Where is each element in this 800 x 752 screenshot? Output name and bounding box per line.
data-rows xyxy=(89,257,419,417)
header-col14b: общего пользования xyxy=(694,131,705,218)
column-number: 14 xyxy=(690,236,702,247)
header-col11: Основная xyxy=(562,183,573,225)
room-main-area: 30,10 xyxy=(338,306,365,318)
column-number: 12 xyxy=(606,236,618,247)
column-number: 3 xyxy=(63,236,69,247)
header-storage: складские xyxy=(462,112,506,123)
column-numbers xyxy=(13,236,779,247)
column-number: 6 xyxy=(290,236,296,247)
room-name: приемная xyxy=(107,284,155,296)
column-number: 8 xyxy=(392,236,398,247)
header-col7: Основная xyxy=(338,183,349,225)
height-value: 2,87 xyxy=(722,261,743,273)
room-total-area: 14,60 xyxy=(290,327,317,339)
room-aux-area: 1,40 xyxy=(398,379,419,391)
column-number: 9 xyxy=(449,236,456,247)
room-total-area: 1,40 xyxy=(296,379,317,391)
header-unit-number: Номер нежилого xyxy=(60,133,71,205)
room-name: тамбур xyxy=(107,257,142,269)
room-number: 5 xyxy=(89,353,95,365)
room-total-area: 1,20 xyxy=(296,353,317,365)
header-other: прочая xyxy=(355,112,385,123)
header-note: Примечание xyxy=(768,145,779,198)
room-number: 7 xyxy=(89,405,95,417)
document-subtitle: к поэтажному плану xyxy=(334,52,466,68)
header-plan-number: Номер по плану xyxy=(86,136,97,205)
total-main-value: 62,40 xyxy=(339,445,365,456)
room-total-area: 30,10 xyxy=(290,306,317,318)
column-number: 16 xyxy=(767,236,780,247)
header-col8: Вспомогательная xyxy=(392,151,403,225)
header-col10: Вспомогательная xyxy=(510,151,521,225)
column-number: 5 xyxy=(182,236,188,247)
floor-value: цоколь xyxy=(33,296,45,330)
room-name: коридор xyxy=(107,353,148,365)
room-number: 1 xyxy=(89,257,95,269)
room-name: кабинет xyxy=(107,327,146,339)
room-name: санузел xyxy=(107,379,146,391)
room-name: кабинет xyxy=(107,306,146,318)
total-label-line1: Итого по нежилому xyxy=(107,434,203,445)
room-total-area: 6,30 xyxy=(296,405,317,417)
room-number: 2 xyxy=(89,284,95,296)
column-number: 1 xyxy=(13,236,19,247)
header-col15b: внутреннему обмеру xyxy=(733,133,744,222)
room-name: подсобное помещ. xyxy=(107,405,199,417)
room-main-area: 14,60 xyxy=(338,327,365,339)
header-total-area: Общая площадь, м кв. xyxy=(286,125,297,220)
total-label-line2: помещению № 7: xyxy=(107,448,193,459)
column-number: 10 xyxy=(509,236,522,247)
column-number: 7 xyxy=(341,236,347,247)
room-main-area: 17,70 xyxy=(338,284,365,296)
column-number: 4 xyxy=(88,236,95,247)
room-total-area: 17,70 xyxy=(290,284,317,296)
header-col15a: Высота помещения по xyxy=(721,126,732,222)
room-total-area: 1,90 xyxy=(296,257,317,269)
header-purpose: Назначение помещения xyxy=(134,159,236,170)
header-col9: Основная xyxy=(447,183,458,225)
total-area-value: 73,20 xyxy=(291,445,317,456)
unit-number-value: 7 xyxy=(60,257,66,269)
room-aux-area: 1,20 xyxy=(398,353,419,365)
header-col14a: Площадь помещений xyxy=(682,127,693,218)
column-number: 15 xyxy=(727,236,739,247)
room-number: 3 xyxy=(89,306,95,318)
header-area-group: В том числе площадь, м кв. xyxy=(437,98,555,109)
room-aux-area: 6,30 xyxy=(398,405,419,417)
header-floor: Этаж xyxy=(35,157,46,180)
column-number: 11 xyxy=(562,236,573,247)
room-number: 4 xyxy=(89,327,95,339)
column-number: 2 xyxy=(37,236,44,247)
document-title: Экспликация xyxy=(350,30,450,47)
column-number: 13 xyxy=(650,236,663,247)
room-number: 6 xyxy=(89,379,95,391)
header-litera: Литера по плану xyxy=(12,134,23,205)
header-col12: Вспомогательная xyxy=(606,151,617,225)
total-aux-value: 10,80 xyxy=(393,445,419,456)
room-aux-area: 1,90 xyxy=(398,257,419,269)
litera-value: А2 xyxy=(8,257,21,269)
***
Please write out all the records again, substituting "room-gross-area" for "room-total-area" everywhere it occurs and leaving the rest unchanged.

Result of the exercise:
Where is each element in this 800 x 752 screenshot? Output name and bounding box per line.
data-rows xyxy=(89,257,419,417)
header-col14b: общего пользования xyxy=(694,131,705,218)
column-number: 14 xyxy=(690,236,702,247)
header-col11: Основная xyxy=(562,183,573,225)
room-main-area: 30,10 xyxy=(338,306,365,318)
column-number: 12 xyxy=(606,236,618,247)
column-number: 3 xyxy=(63,236,69,247)
header-storage: складские xyxy=(462,112,506,123)
column-numbers xyxy=(13,236,779,247)
column-number: 6 xyxy=(290,236,296,247)
room-name: приемная xyxy=(107,284,155,296)
column-number: 8 xyxy=(392,236,398,247)
header-col7: Основная xyxy=(338,183,349,225)
height-value: 2,87 xyxy=(722,261,743,273)
room-gross-area: 14,60 xyxy=(290,327,317,339)
room-aux-area: 1,40 xyxy=(398,379,419,391)
column-number: 9 xyxy=(449,236,456,247)
room-gross-area: 1,40 xyxy=(296,379,317,391)
header-unit-number: Номер нежилого xyxy=(60,133,71,205)
room-name: тамбур xyxy=(107,257,142,269)
room-number: 5 xyxy=(89,353,95,365)
room-gross-area: 1,20 xyxy=(296,353,317,365)
header-other: прочая xyxy=(355,112,385,123)
header-note: Примечание xyxy=(768,145,779,198)
room-number: 7 xyxy=(89,405,95,417)
document-subtitle: к поэтажному плану xyxy=(334,52,466,68)
header-plan-number: Номер по плану xyxy=(86,136,97,205)
total-main-value: 62,40 xyxy=(339,445,365,456)
room-gross-area: 30,10 xyxy=(290,306,317,318)
column-number: 16 xyxy=(767,236,780,247)
header-col8: Вспомогательная xyxy=(392,151,403,225)
header-col10: Вспомогательная xyxy=(510,151,521,225)
column-number: 5 xyxy=(182,236,188,247)
floor-value: цоколь xyxy=(33,296,45,330)
room-name: коридор xyxy=(107,353,148,365)
room-number: 1 xyxy=(89,257,95,269)
room-name: кабинет xyxy=(107,327,146,339)
room-name: санузел xyxy=(107,379,146,391)
room-name: кабинет xyxy=(107,306,146,318)
total-label-line1: Итого по нежилому xyxy=(107,434,203,445)
room-gross-area: 6,30 xyxy=(296,405,317,417)
room-number: 2 xyxy=(89,284,95,296)
column-number: 1 xyxy=(13,236,19,247)
header-col15b: внутреннему обмеру xyxy=(733,133,744,222)
room-name: подсобное помещ. xyxy=(107,405,199,417)
room-main-area: 14,60 xyxy=(338,327,365,339)
header-total-area: Общая площадь, м кв. xyxy=(286,125,297,220)
total-label-line2: помещению № 7: xyxy=(107,448,193,459)
column-number: 10 xyxy=(509,236,522,247)
column-number: 7 xyxy=(341,236,347,247)
room-main-area: 17,70 xyxy=(338,284,365,296)
column-number: 4 xyxy=(88,236,95,247)
room-gross-area: 17,70 xyxy=(290,284,317,296)
header-col15a: Высота помещения по xyxy=(721,126,732,222)
room-gross-area: 1,90 xyxy=(296,257,317,269)
header-purpose: Назначение помещения xyxy=(134,159,236,170)
header-col9: Основная xyxy=(447,183,458,225)
total-area-value: 73,20 xyxy=(291,445,317,456)
unit-number-value: 7 xyxy=(60,257,66,269)
room-aux-area: 1,20 xyxy=(398,353,419,365)
header-col14a: Площадь помещений xyxy=(682,127,693,218)
column-number: 15 xyxy=(727,236,739,247)
room-number: 3 xyxy=(89,306,95,318)
header-area-group: В том числе площадь, м кв. xyxy=(437,98,555,109)
room-aux-area: 6,30 xyxy=(398,405,419,417)
header-floor: Этаж xyxy=(35,157,46,180)
column-number: 11 xyxy=(562,236,573,247)
room-number: 4 xyxy=(89,327,95,339)
column-number: 2 xyxy=(37,236,44,247)
document-title: Экспликация xyxy=(350,30,450,47)
column-number: 13 xyxy=(650,236,663,247)
room-number: 6 xyxy=(89,379,95,391)
header-litera: Литера по плану xyxy=(12,134,23,205)
header-col12: Вспомогательная xyxy=(606,151,617,225)
total-aux-value: 10,80 xyxy=(393,445,419,456)
room-aux-area: 1,90 xyxy=(398,257,419,269)
litera-value: А2 xyxy=(8,257,21,269)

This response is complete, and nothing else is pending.